------ PROVIDED DATA

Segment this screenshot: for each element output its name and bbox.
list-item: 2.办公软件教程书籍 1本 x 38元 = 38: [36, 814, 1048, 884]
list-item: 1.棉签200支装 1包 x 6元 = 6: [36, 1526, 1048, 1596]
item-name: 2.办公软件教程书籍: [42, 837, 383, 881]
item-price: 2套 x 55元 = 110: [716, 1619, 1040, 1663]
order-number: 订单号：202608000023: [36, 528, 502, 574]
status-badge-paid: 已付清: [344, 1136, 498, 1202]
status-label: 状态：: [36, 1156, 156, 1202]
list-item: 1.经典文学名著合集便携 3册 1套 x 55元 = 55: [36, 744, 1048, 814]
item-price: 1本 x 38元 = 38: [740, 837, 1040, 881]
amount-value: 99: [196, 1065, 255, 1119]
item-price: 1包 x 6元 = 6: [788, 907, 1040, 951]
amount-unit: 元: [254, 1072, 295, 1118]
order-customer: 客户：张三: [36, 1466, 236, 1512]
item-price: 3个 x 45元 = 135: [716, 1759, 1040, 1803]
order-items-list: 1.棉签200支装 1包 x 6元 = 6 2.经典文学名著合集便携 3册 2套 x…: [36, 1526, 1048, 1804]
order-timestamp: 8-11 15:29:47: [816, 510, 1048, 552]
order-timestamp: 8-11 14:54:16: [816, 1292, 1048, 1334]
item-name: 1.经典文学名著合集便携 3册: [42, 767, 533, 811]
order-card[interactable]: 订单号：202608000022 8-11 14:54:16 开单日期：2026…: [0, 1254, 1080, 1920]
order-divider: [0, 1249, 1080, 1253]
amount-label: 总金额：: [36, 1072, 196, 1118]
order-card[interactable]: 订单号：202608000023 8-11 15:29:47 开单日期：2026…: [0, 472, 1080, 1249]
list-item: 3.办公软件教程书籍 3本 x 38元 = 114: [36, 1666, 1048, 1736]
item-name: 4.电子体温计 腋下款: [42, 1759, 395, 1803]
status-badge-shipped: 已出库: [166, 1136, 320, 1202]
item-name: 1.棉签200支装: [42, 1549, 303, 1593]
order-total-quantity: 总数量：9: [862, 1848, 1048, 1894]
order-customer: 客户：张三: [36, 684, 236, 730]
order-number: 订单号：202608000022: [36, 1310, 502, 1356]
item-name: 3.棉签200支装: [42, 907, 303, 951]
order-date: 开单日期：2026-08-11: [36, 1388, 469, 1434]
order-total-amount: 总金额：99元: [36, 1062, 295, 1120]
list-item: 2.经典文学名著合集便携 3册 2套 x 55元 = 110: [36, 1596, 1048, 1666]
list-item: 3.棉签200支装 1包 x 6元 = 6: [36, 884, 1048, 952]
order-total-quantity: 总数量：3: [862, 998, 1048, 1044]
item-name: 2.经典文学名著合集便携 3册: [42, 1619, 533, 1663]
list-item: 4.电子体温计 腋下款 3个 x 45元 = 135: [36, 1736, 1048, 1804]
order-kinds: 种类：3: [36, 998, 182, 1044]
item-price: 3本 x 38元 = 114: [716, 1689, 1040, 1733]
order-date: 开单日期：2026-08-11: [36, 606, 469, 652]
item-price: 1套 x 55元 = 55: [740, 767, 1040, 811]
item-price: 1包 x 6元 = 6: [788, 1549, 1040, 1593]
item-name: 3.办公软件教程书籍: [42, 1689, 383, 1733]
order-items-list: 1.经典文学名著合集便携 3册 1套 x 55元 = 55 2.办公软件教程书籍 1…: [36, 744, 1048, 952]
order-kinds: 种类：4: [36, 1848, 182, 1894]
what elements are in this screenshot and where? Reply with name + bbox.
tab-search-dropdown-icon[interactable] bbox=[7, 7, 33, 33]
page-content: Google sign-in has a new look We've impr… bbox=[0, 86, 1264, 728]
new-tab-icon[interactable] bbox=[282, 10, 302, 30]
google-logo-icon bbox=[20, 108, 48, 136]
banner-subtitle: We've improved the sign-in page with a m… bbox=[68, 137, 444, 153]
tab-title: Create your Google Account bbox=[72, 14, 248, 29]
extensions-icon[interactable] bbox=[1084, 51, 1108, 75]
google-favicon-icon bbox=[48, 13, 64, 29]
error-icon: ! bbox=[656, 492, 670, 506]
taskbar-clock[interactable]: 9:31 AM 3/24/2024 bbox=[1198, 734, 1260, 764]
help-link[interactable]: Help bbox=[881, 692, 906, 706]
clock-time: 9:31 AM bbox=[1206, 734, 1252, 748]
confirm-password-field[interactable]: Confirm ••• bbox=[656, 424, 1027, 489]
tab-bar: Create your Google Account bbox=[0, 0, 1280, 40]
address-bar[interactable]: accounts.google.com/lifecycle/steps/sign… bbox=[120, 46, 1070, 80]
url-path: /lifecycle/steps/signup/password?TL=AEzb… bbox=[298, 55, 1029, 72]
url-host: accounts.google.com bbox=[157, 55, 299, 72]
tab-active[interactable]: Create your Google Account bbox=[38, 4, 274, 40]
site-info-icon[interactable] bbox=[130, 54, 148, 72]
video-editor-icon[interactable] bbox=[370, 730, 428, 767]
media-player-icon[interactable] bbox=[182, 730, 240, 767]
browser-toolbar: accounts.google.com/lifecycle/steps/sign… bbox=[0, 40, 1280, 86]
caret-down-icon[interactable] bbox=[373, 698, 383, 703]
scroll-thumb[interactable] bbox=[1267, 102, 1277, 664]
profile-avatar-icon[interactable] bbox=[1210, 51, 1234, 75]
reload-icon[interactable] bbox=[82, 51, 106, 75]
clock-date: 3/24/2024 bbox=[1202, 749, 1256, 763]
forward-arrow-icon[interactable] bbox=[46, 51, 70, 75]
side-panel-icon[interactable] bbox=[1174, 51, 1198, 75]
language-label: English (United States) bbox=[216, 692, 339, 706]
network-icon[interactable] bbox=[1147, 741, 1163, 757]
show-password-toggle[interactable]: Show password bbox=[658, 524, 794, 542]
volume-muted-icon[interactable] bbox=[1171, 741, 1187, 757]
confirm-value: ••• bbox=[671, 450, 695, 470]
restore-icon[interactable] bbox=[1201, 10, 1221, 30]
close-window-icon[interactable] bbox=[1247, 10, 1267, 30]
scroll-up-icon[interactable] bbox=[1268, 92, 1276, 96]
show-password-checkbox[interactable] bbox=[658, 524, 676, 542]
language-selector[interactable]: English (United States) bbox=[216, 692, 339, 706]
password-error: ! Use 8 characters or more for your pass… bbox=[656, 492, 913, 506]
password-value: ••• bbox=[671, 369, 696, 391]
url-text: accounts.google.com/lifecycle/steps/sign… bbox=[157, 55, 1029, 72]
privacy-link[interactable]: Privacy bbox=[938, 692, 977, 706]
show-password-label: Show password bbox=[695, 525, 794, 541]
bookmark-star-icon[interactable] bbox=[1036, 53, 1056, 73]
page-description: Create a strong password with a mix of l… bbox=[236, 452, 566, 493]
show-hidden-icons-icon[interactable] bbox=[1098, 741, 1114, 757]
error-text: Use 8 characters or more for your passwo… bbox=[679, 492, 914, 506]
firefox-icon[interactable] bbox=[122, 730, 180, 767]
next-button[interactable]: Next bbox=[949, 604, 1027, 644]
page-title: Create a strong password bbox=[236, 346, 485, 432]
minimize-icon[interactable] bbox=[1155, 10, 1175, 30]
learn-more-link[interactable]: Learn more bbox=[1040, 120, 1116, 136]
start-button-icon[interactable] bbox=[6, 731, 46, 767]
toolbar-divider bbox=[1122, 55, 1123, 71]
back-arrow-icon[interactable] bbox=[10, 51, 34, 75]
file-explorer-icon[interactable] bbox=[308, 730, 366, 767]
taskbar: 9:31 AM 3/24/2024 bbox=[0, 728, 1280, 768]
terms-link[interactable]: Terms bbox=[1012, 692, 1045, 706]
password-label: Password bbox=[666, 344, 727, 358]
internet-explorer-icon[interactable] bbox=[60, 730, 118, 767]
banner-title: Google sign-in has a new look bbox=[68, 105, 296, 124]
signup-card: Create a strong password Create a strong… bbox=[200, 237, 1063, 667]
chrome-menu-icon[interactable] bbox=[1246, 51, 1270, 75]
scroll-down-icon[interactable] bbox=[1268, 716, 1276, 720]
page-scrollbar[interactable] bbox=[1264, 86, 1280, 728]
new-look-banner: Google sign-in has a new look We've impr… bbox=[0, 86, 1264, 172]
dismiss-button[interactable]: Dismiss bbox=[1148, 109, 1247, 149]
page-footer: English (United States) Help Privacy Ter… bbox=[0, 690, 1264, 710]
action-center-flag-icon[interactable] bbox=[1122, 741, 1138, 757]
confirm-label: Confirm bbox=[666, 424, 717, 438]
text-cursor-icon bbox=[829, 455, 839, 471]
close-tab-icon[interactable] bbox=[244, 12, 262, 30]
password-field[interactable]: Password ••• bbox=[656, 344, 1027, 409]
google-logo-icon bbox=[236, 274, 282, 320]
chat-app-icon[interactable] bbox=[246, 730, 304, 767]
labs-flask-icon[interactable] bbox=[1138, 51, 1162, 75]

------------

▶ **PROBLEM TO SOLVE**
Copy the entries verbatim, from the first line through the line containing "order-timestamp: 8-11 14:54:16: [816, 1292, 1048, 1334]", including that line.

▶ **ANSWER FOR THE TASK**
Segment this screenshot: for each element output its name and bbox.
list-item: 2.办公软件教程书籍 1本 x 38元 = 38: [36, 814, 1048, 884]
list-item: 1.棉签200支装 1包 x 6元 = 6: [36, 1526, 1048, 1596]
item-name: 2.办公软件教程书籍: [42, 837, 383, 881]
item-price: 2套 x 55元 = 110: [716, 1619, 1040, 1663]
order-number: 订单号：202608000023: [36, 528, 502, 574]
status-badge-paid: 已付清: [344, 1136, 498, 1202]
status-label: 状态：: [36, 1156, 156, 1202]
list-item: 1.经典文学名著合集便携 3册 1套 x 55元 = 55: [36, 744, 1048, 814]
item-price: 1本 x 38元 = 38: [740, 837, 1040, 881]
amount-value: 99: [196, 1065, 255, 1119]
item-price: 1包 x 6元 = 6: [788, 907, 1040, 951]
amount-unit: 元: [254, 1072, 295, 1118]
order-customer: 客户：张三: [36, 1466, 236, 1512]
item-price: 3个 x 45元 = 135: [716, 1759, 1040, 1803]
order-items-list: 1.棉签200支装 1包 x 6元 = 6 2.经典文学名著合集便携 3册 2套 x…: [36, 1526, 1048, 1804]
order-timestamp: 8-11 15:29:47: [816, 510, 1048, 552]
order-timestamp: 8-11 14:54:16: [816, 1292, 1048, 1334]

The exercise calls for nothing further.